Items from a figure collection:
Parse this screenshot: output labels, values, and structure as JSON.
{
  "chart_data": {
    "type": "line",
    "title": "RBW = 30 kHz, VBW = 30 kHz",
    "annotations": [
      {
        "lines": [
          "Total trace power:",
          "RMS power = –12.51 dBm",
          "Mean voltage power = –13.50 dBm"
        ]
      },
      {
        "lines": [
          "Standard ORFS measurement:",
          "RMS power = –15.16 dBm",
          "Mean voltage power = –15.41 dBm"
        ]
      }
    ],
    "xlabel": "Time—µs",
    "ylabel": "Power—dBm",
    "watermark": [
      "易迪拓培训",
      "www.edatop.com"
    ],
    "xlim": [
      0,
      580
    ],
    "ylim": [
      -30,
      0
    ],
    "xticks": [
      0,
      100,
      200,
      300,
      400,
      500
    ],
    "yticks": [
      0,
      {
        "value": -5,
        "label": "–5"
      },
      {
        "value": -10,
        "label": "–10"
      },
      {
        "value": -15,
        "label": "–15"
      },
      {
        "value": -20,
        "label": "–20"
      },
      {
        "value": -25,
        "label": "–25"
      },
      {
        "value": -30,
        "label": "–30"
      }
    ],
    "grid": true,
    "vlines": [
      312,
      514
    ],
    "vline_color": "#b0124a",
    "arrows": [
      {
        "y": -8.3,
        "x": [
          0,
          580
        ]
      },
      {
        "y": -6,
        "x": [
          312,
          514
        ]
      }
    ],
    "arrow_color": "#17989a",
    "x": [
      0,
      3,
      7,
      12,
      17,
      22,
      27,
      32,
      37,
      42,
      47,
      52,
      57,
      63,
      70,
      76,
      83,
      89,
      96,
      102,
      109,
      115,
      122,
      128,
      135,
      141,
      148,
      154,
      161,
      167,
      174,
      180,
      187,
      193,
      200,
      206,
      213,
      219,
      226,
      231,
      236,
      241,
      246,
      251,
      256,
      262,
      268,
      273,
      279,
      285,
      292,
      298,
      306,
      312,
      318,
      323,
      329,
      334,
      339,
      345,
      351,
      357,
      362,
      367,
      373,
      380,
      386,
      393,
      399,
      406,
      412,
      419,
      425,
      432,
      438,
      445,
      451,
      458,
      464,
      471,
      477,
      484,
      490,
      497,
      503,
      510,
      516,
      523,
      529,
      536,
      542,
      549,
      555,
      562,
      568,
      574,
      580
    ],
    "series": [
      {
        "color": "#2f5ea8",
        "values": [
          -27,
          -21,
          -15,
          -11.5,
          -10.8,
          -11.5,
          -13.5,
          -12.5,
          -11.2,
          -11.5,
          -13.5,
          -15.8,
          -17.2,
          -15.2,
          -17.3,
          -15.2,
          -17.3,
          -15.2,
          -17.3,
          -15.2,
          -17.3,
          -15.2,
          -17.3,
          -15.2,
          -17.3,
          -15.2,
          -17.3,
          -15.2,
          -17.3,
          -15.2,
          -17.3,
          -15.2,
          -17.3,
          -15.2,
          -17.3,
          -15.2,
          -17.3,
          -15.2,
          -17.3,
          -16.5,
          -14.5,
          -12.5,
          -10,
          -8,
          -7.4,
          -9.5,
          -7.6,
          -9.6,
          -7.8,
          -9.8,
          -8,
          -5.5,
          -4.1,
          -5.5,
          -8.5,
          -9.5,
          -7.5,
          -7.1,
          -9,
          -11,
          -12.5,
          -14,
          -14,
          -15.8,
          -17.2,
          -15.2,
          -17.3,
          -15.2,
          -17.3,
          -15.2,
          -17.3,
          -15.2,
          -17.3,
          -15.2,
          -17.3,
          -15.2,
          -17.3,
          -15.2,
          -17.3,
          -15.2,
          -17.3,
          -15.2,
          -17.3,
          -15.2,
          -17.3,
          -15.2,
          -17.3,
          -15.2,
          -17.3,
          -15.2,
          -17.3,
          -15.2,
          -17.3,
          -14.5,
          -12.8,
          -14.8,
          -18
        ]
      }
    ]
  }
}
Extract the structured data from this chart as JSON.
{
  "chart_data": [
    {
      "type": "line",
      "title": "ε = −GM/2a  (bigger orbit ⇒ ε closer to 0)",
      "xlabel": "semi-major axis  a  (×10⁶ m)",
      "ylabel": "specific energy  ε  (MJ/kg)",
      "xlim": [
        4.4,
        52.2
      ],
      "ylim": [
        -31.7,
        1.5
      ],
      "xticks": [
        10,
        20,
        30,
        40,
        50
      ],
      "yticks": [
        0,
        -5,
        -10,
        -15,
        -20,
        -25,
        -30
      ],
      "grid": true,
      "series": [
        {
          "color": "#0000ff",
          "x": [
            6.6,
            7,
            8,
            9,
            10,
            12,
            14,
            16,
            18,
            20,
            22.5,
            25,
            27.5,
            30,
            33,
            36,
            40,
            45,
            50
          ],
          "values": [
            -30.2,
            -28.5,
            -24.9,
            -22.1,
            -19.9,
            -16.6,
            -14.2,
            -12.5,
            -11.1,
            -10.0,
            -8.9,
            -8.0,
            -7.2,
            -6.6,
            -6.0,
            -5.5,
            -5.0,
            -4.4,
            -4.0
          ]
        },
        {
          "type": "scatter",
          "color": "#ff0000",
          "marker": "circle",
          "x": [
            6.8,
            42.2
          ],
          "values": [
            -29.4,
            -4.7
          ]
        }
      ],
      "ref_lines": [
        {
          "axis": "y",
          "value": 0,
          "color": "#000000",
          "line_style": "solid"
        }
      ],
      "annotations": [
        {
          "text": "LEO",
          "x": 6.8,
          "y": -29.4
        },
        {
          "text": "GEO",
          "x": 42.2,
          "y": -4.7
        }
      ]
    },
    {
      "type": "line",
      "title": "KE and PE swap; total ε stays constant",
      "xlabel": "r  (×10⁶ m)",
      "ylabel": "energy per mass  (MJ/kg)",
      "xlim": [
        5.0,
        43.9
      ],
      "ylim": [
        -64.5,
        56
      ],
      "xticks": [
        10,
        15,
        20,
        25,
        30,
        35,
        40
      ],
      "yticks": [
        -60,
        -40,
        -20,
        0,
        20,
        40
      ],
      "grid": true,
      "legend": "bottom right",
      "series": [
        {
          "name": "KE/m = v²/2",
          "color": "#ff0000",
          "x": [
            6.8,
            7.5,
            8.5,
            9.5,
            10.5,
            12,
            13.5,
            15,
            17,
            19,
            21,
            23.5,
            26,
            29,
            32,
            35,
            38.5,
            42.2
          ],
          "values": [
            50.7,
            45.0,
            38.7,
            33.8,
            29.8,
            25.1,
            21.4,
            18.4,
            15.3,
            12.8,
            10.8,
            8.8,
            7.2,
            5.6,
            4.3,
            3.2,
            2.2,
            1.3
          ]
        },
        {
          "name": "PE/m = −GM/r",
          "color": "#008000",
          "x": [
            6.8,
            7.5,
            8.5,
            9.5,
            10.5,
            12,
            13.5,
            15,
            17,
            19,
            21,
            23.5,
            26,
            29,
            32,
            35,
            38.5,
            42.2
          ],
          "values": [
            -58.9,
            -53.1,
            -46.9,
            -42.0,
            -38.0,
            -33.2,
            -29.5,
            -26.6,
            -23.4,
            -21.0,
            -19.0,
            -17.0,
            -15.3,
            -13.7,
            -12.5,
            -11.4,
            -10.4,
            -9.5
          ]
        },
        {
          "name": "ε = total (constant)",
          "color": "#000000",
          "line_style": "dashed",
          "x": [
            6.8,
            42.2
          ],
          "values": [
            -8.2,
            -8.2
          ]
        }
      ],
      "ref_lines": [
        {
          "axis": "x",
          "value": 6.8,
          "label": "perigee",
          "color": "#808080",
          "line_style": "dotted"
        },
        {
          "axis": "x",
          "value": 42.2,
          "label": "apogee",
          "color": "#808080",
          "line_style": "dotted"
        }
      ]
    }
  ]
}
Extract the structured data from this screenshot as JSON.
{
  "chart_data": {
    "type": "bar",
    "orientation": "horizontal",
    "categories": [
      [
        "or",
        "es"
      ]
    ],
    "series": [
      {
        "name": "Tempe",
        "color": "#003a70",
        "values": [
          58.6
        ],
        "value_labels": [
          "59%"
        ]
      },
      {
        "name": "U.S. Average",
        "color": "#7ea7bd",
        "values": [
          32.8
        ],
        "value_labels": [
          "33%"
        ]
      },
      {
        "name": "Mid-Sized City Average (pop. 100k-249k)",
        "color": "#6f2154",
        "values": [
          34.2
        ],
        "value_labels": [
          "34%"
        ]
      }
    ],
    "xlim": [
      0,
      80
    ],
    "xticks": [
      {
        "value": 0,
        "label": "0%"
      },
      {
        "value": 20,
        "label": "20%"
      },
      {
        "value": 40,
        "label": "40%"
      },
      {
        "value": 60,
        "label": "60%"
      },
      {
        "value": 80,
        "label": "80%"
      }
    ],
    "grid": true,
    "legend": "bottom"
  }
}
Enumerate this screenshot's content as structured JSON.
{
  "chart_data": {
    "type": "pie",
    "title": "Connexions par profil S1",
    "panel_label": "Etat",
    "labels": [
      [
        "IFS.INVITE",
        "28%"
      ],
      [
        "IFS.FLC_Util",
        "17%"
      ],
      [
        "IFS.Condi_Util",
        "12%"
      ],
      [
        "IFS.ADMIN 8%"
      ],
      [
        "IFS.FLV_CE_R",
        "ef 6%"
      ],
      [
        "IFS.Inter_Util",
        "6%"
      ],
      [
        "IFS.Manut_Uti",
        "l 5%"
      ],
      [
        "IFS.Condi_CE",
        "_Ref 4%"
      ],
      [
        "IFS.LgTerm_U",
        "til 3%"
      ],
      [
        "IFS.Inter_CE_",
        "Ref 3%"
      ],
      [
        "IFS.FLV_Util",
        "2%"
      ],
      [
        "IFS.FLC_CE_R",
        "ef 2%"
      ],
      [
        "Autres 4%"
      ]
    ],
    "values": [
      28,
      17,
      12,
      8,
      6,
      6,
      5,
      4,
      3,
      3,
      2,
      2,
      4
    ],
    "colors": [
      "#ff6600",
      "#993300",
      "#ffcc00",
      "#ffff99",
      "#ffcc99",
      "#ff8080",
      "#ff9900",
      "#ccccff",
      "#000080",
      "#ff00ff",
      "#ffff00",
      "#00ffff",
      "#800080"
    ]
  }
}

AIM
Quote, word for word, every line starting at the one that contains "Enumerate this screenshot's" and ending with the final line of the entries.

OUTPUT
Enumerate this screenshot's content as structured JSON.
{
  "chart_data": {
    "type": "pie",
    "title": "Connexions par profil S1",
    "panel_label": "Etat",
    "labels": [
      [
        "IFS.INVITE",
        "28%"
      ],
      [
        "IFS.FLC_Util",
        "17%"
      ],
      [
        "IFS.Condi_Util",
        "12%"
      ],
      [
        "IFS.ADMIN 8%"
      ],
      [
        "IFS.FLV_CE_R",
        "ef 6%"
      ],
      [
        "IFS.Inter_Util",
        "6%"
      ],
      [
        "IFS.Manut_Uti",
        "l 5%"
      ],
      [
        "IFS.Condi_CE",
        "_Ref 4%"
      ],
      [
        "IFS.LgTerm_U",
        "til 3%"
      ],
      [
        "IFS.Inter_CE_",
        "Ref 3%"
      ],
      [
        "IFS.FLV_Util",
        "2%"
      ],
      [
        "IFS.FLC_CE_R",
        "ef 2%"
      ],
      [
        "Autres 4%"
      ]
    ],
    "values": [
      28,
      17,
      12,
      8,
      6,
      6,
      5,
      4,
      3,
      3,
      2,
      2,
      4
    ],
    "colors": [
      "#ff6600",
      "#993300",
      "#ffcc00",
      "#ffff99",
      "#ffcc99",
      "#ff8080",
      "#ff9900",
      "#ccccff",
      "#000080",
      "#ff00ff",
      "#ffff00",
      "#00ffff",
      "#800080"
    ]
  }
}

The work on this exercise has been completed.